▶ [Short exercise]: Collect all lines from the listing that include the string "dotted".

▶ [Listed entries]:
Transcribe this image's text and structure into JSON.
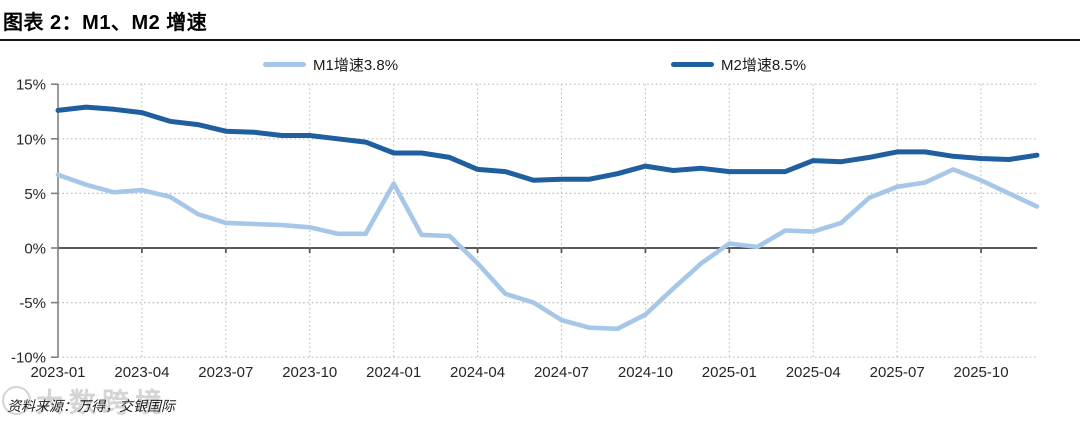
{
  "header": {
    "title": "图表 2：M1、M2 增速"
  },
  "legend": {
    "items": [
      {
        "label": "M1增速3.8%",
        "color": "#A7C7E9"
      },
      {
        "label": "M2增速8.5%",
        "color": "#1F5FA0"
      }
    ]
  },
  "footer": {
    "source_note": "资料来源：万得，交银国际",
    "watermark": "大数跨境"
  },
  "chart_data": {
    "type": "line",
    "title": "图表 2：M1、M2 增速",
    "x": [
      "2023-01",
      "2023-02",
      "2023-03",
      "2023-04",
      "2023-05",
      "2023-06",
      "2023-07",
      "2023-08",
      "2023-09",
      "2023-10",
      "2023-11",
      "2023-12",
      "2024-01",
      "2024-02",
      "2024-03",
      "2024-04",
      "2024-05",
      "2024-06",
      "2024-07",
      "2024-08",
      "2024-09",
      "2024-10",
      "2024-11",
      "2024-12",
      "2025-01",
      "2025-02",
      "2025-03",
      "2025-04",
      "2025-05",
      "2025-06",
      "2025-07",
      "2025-08",
      "2025-09",
      "2025-10",
      "2025-11",
      "2025-12"
    ],
    "x_tick_labels": [
      "2023-01",
      "2023-04",
      "2023-07",
      "2023-10",
      "2024-01",
      "2024-04",
      "2024-07",
      "2024-10",
      "2025-01",
      "2025-04",
      "2025-07",
      "2025-10"
    ],
    "y_ticks": [
      "15%",
      "10%",
      "5%",
      "0%",
      "-5%",
      "-10%"
    ],
    "y_tick_values": [
      15,
      10,
      5,
      0,
      -5,
      -10
    ],
    "ylim": [
      -10,
      15
    ],
    "grid": {
      "horizontal": "dotted",
      "vertical": "dotted-quarterly",
      "zero_line": "solid"
    },
    "legend_position": "top",
    "series": [
      {
        "name": "M1增速",
        "latest": 3.8,
        "color": "#A7C7E9",
        "width": 4.6,
        "values": [
          6.7,
          5.8,
          5.1,
          5.3,
          4.7,
          3.1,
          2.3,
          2.2,
          2.1,
          1.9,
          1.3,
          1.3,
          5.9,
          1.2,
          1.1,
          -1.4,
          -4.2,
          -5.0,
          -6.6,
          -7.3,
          -7.4,
          -6.1,
          -3.7,
          -1.4,
          0.4,
          0.1,
          1.6,
          1.5,
          2.3,
          4.6,
          5.6,
          6.0,
          7.2,
          6.2,
          5.0,
          3.8
        ]
      },
      {
        "name": "M2增速",
        "latest": 8.5,
        "color": "#1F5FA0",
        "width": 5,
        "values": [
          12.6,
          12.9,
          12.7,
          12.4,
          11.6,
          11.3,
          10.7,
          10.6,
          10.3,
          10.3,
          10.0,
          9.7,
          8.7,
          8.7,
          8.3,
          7.2,
          7.0,
          6.2,
          6.3,
          6.3,
          6.8,
          7.5,
          7.1,
          7.3,
          7.0,
          7.0,
          7.0,
          8.0,
          7.9,
          8.3,
          8.8,
          8.8,
          8.4,
          8.2,
          8.1,
          8.5
        ]
      }
    ],
    "colors": {
      "grid": "#bdbdbd",
      "axis": "#808080",
      "zero_line": "#595959",
      "tick_label": "#262626"
    }
  }
}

▶ [The output]:
      "horizontal": "dotted",
      "vertical": "dotted-quarterly",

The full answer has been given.